Stated goal | Collect each line containing "name".

Data supplied |
------------

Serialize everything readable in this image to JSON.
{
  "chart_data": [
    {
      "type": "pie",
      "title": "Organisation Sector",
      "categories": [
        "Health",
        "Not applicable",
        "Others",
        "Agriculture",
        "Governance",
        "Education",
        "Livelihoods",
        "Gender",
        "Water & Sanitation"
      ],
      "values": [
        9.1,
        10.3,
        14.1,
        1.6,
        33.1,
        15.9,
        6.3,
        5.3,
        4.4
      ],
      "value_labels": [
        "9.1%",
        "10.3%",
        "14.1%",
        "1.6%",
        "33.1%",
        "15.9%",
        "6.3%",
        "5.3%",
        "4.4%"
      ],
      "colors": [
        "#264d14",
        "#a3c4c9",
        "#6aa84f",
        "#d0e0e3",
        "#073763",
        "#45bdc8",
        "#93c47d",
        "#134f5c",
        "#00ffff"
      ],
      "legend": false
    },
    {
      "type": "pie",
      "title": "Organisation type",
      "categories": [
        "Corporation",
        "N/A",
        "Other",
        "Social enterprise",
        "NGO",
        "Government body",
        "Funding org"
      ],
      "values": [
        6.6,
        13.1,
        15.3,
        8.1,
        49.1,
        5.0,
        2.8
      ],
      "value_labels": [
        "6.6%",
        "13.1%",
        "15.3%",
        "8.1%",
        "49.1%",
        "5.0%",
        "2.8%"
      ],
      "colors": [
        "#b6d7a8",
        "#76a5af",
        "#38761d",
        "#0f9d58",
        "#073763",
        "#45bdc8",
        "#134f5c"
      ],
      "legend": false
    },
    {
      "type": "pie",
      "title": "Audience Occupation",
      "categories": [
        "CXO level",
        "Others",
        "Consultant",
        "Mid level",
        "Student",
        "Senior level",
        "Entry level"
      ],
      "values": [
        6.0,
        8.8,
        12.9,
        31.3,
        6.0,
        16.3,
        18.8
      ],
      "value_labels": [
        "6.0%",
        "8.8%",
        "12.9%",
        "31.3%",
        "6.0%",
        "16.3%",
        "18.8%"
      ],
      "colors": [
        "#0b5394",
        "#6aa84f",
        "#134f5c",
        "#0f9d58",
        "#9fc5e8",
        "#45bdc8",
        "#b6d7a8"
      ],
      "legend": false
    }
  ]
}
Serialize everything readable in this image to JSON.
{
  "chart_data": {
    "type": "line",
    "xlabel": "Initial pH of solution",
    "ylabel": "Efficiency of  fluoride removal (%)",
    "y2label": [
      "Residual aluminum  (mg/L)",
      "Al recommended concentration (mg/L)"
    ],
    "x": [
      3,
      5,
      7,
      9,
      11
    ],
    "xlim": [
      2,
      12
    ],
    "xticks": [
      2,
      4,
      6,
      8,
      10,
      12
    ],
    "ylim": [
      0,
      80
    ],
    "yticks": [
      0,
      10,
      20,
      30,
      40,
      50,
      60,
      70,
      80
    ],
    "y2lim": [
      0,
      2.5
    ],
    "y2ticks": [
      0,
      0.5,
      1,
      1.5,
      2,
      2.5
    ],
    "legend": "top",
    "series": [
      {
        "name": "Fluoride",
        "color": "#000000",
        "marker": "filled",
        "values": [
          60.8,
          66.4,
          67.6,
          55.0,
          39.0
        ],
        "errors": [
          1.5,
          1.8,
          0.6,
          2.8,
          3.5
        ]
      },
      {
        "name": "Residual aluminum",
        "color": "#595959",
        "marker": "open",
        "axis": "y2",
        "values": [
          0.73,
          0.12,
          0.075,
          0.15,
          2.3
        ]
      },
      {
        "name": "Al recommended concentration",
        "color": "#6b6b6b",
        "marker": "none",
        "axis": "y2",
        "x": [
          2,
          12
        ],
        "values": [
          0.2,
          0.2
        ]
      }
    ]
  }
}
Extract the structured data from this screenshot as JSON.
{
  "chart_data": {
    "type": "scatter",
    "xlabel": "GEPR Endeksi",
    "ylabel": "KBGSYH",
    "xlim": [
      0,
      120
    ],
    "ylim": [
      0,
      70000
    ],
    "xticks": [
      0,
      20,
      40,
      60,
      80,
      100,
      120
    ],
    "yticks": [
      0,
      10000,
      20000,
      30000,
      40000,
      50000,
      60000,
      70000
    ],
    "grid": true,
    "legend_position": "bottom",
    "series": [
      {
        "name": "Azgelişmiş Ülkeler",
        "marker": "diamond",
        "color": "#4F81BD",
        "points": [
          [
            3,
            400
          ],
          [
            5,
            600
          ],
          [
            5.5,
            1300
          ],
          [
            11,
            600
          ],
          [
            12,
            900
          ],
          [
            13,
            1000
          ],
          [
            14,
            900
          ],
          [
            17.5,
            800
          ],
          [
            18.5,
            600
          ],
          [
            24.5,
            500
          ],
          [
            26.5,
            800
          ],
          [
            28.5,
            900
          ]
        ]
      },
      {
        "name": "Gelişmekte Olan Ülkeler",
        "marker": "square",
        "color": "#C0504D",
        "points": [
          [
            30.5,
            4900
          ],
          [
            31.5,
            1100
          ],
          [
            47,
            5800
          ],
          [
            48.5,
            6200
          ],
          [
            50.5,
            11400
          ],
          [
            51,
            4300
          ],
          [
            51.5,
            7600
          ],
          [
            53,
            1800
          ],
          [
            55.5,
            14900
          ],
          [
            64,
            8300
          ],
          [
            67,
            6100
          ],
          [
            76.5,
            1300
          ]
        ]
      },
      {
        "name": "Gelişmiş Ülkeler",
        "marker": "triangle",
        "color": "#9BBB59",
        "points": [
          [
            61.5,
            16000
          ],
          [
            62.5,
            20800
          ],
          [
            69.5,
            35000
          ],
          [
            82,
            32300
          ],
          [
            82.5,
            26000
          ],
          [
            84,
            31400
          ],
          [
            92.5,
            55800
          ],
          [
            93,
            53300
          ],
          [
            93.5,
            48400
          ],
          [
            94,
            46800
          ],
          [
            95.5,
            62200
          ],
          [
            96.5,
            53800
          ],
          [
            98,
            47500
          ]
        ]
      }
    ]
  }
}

------------

Expected answer |
        "name": "Fluoride",
        "name": "Residual aluminum",
        "name": "Al recommended concentration",
        "name": "Azgelişmiş Ülkeler",
        "name": "Gelişmekte Olan Ülkeler",
        "name": "Gelişmiş Ülkeler",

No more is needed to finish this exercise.